MATERIAL FOR THIS TASK:
********************

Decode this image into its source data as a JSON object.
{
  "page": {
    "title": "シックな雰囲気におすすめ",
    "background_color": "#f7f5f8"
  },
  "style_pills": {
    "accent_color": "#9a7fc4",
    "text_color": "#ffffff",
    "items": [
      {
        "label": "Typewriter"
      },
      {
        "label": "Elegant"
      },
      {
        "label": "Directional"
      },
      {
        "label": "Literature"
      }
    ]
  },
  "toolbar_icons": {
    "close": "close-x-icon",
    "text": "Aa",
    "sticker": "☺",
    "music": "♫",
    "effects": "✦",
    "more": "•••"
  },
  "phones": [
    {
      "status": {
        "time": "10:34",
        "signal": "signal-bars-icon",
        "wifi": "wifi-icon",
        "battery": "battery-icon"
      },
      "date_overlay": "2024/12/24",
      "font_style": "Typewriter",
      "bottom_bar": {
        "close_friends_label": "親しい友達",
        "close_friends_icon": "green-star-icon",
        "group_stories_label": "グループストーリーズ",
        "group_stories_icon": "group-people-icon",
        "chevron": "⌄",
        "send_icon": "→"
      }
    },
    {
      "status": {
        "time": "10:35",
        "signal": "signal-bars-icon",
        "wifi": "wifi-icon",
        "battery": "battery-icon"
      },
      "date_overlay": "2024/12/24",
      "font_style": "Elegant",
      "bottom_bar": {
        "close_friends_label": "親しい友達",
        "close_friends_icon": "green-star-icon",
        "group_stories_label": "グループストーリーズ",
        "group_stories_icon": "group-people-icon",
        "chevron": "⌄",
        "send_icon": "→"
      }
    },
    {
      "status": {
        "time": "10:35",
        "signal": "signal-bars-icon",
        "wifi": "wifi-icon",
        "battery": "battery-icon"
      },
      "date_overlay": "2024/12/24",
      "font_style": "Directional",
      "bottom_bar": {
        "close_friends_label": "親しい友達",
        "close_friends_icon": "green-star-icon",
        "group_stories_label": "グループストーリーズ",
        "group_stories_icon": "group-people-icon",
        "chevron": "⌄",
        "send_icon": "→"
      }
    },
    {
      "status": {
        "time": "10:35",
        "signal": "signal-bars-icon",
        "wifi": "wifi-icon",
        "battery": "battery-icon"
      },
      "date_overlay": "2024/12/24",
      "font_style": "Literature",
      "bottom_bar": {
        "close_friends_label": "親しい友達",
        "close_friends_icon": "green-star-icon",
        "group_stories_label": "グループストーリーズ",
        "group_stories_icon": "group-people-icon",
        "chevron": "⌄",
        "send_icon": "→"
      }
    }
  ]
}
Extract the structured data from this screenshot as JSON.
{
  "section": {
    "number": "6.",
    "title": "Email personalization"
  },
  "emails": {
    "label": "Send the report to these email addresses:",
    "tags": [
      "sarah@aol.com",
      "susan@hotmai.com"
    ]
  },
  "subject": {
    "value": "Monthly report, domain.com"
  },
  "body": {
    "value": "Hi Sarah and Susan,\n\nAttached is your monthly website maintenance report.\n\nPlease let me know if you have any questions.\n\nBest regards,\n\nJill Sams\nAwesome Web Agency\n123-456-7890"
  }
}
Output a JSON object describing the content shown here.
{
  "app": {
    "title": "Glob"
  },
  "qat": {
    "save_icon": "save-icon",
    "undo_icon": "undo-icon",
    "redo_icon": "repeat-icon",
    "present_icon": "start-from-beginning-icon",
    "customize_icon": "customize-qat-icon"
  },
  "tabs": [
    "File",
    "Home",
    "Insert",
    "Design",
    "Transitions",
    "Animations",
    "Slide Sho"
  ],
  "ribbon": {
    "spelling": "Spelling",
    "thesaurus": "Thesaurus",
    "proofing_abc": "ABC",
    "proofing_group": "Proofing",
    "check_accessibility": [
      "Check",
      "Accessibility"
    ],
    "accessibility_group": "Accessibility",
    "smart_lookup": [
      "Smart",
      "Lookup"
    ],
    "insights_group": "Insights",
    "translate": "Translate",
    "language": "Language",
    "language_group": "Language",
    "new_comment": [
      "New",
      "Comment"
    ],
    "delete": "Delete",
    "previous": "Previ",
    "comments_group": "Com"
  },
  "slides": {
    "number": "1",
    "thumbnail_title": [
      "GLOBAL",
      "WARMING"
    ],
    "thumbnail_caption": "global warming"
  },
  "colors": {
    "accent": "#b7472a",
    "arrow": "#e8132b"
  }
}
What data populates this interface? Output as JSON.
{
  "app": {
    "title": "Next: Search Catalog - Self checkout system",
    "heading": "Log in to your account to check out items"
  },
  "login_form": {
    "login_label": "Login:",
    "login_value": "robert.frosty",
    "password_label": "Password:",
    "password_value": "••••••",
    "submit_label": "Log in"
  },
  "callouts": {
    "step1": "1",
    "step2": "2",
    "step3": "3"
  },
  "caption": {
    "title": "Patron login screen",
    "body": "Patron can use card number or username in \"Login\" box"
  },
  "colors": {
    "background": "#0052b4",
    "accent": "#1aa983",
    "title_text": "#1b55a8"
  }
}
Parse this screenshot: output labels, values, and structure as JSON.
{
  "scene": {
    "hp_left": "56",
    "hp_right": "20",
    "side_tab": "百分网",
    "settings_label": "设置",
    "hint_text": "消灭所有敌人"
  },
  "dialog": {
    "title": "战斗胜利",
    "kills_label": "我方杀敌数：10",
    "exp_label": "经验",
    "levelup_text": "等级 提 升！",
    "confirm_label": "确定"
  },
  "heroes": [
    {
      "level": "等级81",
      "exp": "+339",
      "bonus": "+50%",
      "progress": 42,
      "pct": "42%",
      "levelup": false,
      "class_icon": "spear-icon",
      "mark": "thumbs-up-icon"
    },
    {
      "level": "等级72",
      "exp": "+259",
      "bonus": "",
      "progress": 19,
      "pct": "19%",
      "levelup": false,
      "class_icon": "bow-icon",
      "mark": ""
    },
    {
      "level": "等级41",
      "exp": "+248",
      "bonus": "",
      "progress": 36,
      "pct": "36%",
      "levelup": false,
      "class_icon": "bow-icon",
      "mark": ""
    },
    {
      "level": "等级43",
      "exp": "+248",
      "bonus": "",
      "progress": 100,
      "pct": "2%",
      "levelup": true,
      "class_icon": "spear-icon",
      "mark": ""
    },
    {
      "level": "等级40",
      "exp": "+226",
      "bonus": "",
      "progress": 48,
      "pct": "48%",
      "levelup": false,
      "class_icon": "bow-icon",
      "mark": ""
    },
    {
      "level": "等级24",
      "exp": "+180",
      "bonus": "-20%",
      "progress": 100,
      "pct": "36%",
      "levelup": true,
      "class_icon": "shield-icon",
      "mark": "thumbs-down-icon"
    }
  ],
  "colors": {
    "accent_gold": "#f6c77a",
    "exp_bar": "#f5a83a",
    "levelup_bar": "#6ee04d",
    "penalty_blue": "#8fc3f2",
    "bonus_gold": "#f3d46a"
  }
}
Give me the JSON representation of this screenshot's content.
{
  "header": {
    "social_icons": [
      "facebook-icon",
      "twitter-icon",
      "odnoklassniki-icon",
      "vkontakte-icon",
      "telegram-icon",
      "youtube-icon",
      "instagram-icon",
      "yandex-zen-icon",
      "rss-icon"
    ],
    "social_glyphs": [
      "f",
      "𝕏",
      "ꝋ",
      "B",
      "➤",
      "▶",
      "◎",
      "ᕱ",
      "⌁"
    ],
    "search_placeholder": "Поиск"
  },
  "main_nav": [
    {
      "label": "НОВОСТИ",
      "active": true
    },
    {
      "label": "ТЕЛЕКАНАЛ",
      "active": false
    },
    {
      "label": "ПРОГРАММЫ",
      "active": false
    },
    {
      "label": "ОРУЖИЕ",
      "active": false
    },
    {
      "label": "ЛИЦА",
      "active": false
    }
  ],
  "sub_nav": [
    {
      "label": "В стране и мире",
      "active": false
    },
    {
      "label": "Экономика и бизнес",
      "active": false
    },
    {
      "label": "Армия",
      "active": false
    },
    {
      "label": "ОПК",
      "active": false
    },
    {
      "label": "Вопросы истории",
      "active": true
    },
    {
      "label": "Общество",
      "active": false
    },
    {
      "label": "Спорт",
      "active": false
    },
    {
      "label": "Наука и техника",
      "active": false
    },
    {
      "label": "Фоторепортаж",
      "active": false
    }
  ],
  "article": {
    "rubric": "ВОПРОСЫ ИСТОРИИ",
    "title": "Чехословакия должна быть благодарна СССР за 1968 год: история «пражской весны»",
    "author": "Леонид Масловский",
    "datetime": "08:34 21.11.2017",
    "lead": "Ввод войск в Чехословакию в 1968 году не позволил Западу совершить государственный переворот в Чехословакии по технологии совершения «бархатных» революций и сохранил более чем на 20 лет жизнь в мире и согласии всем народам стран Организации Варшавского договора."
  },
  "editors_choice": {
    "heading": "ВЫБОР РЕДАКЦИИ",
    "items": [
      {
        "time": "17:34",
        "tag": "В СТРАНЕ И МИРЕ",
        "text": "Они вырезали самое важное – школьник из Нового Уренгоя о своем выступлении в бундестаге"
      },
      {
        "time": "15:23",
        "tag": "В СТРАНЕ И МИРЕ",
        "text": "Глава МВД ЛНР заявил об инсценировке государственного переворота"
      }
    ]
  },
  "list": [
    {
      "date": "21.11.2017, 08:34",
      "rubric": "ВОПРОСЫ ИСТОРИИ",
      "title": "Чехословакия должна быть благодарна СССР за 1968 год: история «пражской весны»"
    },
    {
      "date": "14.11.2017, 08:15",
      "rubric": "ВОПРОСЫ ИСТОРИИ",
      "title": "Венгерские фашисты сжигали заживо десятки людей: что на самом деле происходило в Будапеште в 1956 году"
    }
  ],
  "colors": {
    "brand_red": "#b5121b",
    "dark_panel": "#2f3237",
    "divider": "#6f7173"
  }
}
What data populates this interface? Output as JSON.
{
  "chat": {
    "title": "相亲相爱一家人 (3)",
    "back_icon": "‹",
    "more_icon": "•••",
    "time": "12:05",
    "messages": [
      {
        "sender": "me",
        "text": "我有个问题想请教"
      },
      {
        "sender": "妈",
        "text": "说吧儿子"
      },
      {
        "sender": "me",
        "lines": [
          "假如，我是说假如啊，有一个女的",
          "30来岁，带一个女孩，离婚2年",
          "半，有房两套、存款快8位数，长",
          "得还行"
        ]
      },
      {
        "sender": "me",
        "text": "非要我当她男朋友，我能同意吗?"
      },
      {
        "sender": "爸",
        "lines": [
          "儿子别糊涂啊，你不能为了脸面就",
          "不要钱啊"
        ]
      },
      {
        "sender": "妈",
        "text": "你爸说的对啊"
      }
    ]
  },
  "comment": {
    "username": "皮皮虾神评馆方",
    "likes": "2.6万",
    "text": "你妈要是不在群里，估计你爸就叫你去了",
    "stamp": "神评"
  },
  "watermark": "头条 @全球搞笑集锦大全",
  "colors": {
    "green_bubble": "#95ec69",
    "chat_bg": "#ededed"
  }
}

********************

EXERCISE AIM: Copy out every line in the listing where the word "весны" appears.

COMPLETE OUTPUT:
    "title": "Чехословакия должна быть благодарна СССР за 1968 год: история «пражской весны»",
      "title": "Чехословакия должна быть благодарна СССР за 1968 год: история «пражской весны»"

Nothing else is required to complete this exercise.